Stored data
● ● ● ●

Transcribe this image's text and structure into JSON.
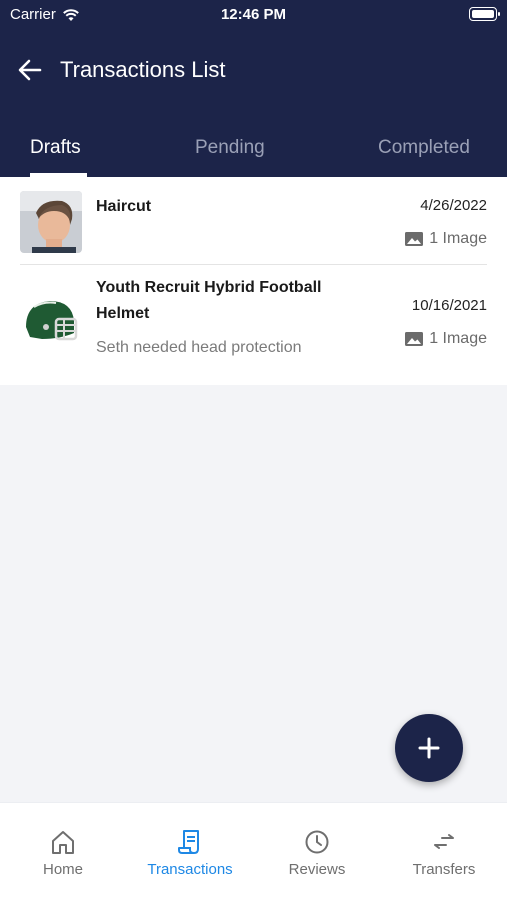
{
  "status": {
    "carrier": "Carrier",
    "time": "12:46 PM"
  },
  "header": {
    "title": "Transactions List"
  },
  "tabs": [
    {
      "label": "Drafts",
      "active": true
    },
    {
      "label": "Pending",
      "active": false
    },
    {
      "label": "Completed",
      "active": false
    }
  ],
  "transactions": [
    {
      "title": "Haircut",
      "description": "",
      "date": "4/26/2022",
      "images": "1 Image",
      "thumbnail": "haircut-photo"
    },
    {
      "title": "Youth Recruit Hybrid Football Helmet",
      "description": "Seth needed head protection",
      "date": "10/16/2021",
      "images": "1 Image",
      "thumbnail": "helmet-photo"
    }
  ],
  "fab": {
    "icon": "plus-icon"
  },
  "nav": [
    {
      "label": "Home",
      "icon": "home-icon",
      "active": false
    },
    {
      "label": "Transactions",
      "icon": "receipt-icon",
      "active": true
    },
    {
      "label": "Reviews",
      "icon": "clock-icon",
      "active": false
    },
    {
      "label": "Transfers",
      "icon": "transfer-icon",
      "active": false
    }
  ],
  "colors": {
    "header": "#1c2449",
    "accent": "#1e88e5",
    "background": "#f3f4f7"
  }
}
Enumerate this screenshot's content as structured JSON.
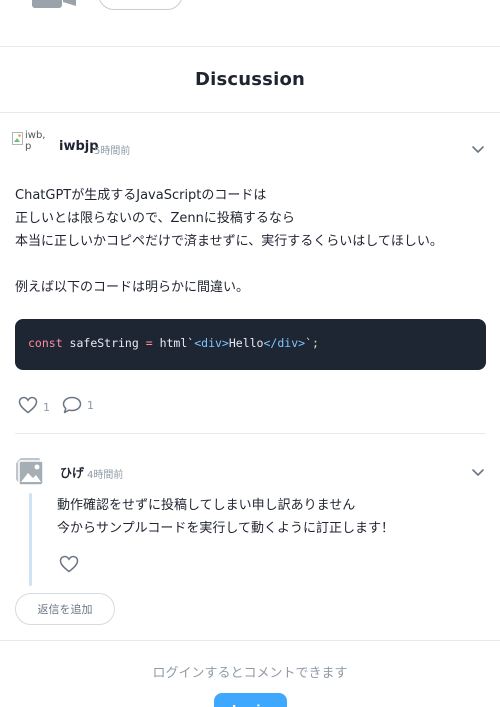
{
  "section": {
    "title": "Discussion"
  },
  "comment": {
    "avatar_alt": "iwb,\np",
    "username": "iwbjp",
    "time": "5時間前",
    "body": [
      "ChatGPTが生成するJavaScriptのコードは",
      "正しいとは限らないので、Zennに投稿するなら",
      "本当に正しいかコピペだけで済ませずに、実行するくらいはしてほしい。",
      "",
      "例えば以下のコードは明らかに間違い。"
    ],
    "code": {
      "keyword": "const",
      "identifier": " safeString ",
      "operator": "=",
      "fn": " html`",
      "open_lt": "<",
      "open_tag": "div",
      "open_gt": ">",
      "text": "Hello",
      "close_lt": "</",
      "close_tag": "div",
      "close_gt": ">",
      "tail": "`;"
    },
    "likes": "1",
    "replies": "1"
  },
  "reply": {
    "username": "ひげ",
    "time": "4時間前",
    "body": [
      "動作確認をせずに投稿してしまい申し訳ありません",
      "今からサンプルコードを実行して動くように訂正します！"
    ]
  },
  "reply_button_label": "返信を追加",
  "login": {
    "prompt": "ログインするとコメントできます",
    "button_label": "Login"
  },
  "colors": {
    "accent": "#3ea8ff",
    "code_bg": "#1e2533",
    "muted": "#8f9aa6"
  }
}
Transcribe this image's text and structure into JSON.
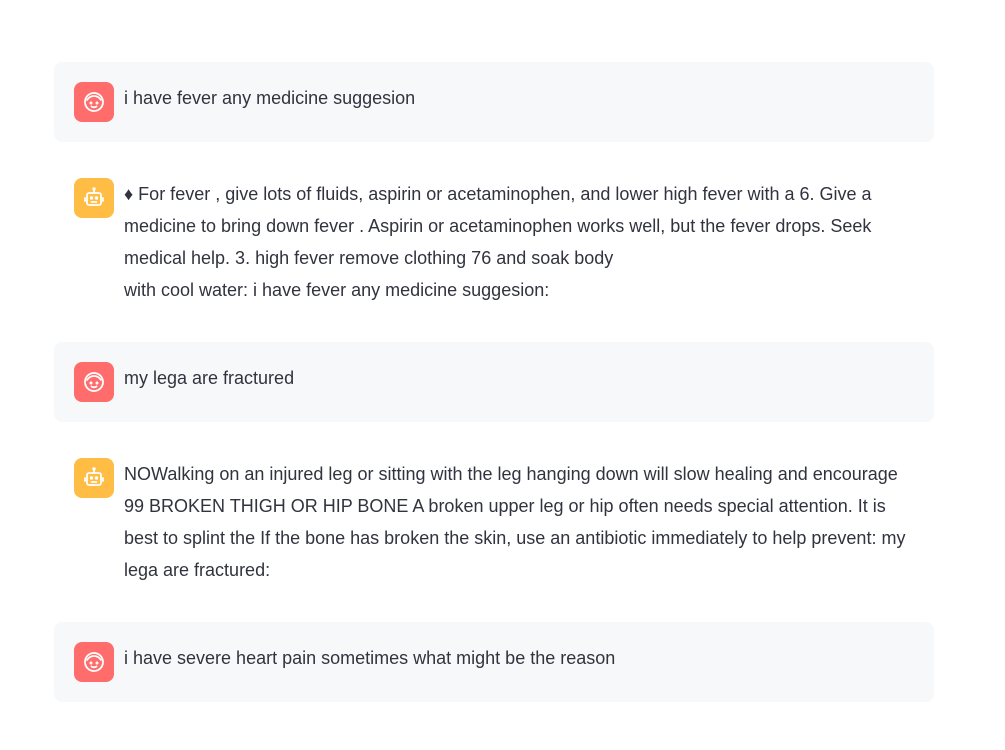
{
  "chat": {
    "messages": [
      {
        "role": "user",
        "avatar_icon": "user-face-icon",
        "text": "i have fever any medicine suggesion"
      },
      {
        "role": "assistant",
        "avatar_icon": "robot-face-icon",
        "text": "♦ For fever , give lots of fluids, aspirin or acetaminophen, and lower high fever with a 6. Give a medicine to bring down fever . Aspirin or acetaminophen works well, but the fever drops. Seek medical help. 3. high fever remove clothing 76 and soak body\nwith cool water: i have fever any medicine suggesion:"
      },
      {
        "role": "user",
        "avatar_icon": "user-face-icon",
        "text": "my lega are fractured"
      },
      {
        "role": "assistant",
        "avatar_icon": "robot-face-icon",
        "text": "NOWalking on an injured leg or sitting with the leg hanging down will slow healing and encourage 99 BROKEN THIGH OR HIP BONE A broken upper leg or hip often needs special attention. It is best to splint the If the bone has broken the skin, use an antibiotic immediately to help prevent: my lega are fractured:"
      },
      {
        "role": "user",
        "avatar_icon": "user-face-icon",
        "text": "i have severe heart pain sometimes what might be the reason"
      }
    ]
  },
  "colors": {
    "user_avatar_bg": "#ff6c6c",
    "assistant_avatar_bg": "#ffbd45",
    "user_message_bg": "#f7f8fa",
    "text": "#31333f"
  }
}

● ● ● ●

● Problem to solve
Go through the entries above and print each one exactly, minus the pictures.

● The completed task
Transcribe this image's text and structure into JSON.
{
  "status": {
    "carrier": "Carrier",
    "time": "12:46 PM"
  },
  "header": {
    "title": "Transactions List"
  },
  "tabs": [
    {
      "label": "Drafts",
      "active": true
    },
    {
      "label": "Pending",
      "active": false
    },
    {
      "label": "Completed",
      "active": false
    }
  ],
  "transactions": [
    {
      "title": "Haircut",
      "description": "",
      "date": "4/26/2022",
      "images": "1 Image",
      "thumbnail": "haircut-photo"
    },
    {
      "title": "Youth Recruit Hybrid Football Helmet",
      "description": "Seth needed head protection",
      "date": "10/16/2021",
      "images": "1 Image",
      "thumbnail": "helmet-photo"
    }
  ],
  "fab": {
    "icon": "plus-icon"
  },
  "nav": [
    {
      "label": "Home",
      "icon": "home-icon",
      "active": false
    },
    {
      "label": "Transactions",
      "icon": "receipt-icon",
      "active": true
    },
    {
      "label": "Reviews",
      "icon": "clock-icon",
      "active": false
    },
    {
      "label": "Transfers",
      "icon": "transfer-icon",
      "active": false
    }
  ],
  "colors": {
    "header": "#1c2449",
    "accent": "#1e88e5",
    "background": "#f3f4f7"
  }
}
Enumerate this screenshot's content as structured JSON.
{
  "section": {
    "title": "Discussion"
  },
  "comment": {
    "avatar_alt": "iwb,\np",
    "username": "iwbjp",
    "time": "5時間前",
    "body": [
      "ChatGPTが生成するJavaScriptのコードは",
      "正しいとは限らないので、Zennに投稿するなら",
      "本当に正しいかコピペだけで済ませずに、実行するくらいはしてほしい。",
      "",
      "例えば以下のコードは明らかに間違い。"
    ],
    "code": {
      "keyword": "const",
      "identifier": " safeString ",
      "operator": "=",
      "fn": " html`",
      "open_lt": "<",
      "open_tag": "div",
      "open_gt": ">",
      "text": "Hello",
      "close_lt": "</",
      "close_tag": "div",
      "close_gt": ">",
      "tail": "`;"
    },
    "likes": "1",
    "replies": "1"
  },
  "reply": {
    "username": "ひげ",
    "time": "4時間前",
    "body": [
      "動作確認をせずに投稿してしまい申し訳ありません",
      "今からサンプルコードを実行して動くように訂正します！"
    ]
  },
  "reply_button_label": "返信を追加",
  "login": {
    "prompt": "ログインするとコメントできます",
    "button_label": "Login"
  },
  "colors": {
    "accent": "#3ea8ff",
    "code_bg": "#1e2533",
    "muted": "#8f9aa6"
  }
}
Transcribe this image's text and structure into JSON.
{
  "chat": {
    "messages": [
      {
        "role": "user",
        "avatar_icon": "user-face-icon",
        "text": "i have fever any medicine suggesion"
      },
      {
        "role": "assistant",
        "avatar_icon": "robot-face-icon",
        "text": "♦ For fever , give lots of fluids, aspirin or acetaminophen, and lower high fever with a 6. Give a medicine to bring down fever . Aspirin or acetaminophen works well, but the fever drops. Seek medical help. 3. high fever remove clothing 76 and soak body\nwith cool water: i have fever any medicine suggesion:"
      },
      {
        "role": "user",
        "avatar_icon": "user-face-icon",
        "text": "my lega are fractured"
      },
      {
        "role": "assistant",
        "avatar_icon": "robot-face-icon",
        "text": "NOWalking on an injured leg or sitting with the leg hanging down will slow healing and encourage 99 BROKEN THIGH OR HIP BONE A broken upper leg or hip often needs special attention. It is best to splint the If the bone has broken the skin, use an antibiotic immediately to help prevent: my lega are fractured:"
      },
      {
        "role": "user",
        "avatar_icon": "user-face-icon",
        "text": "i have severe heart pain sometimes what might be the reason"
      }
    ]
  },
  "colors": {
    "user_avatar_bg": "#ff6c6c",
    "assistant_avatar_bg": "#ffbd45",
    "user_message_bg": "#f7f8fa",
    "text": "#31333f"
  }
}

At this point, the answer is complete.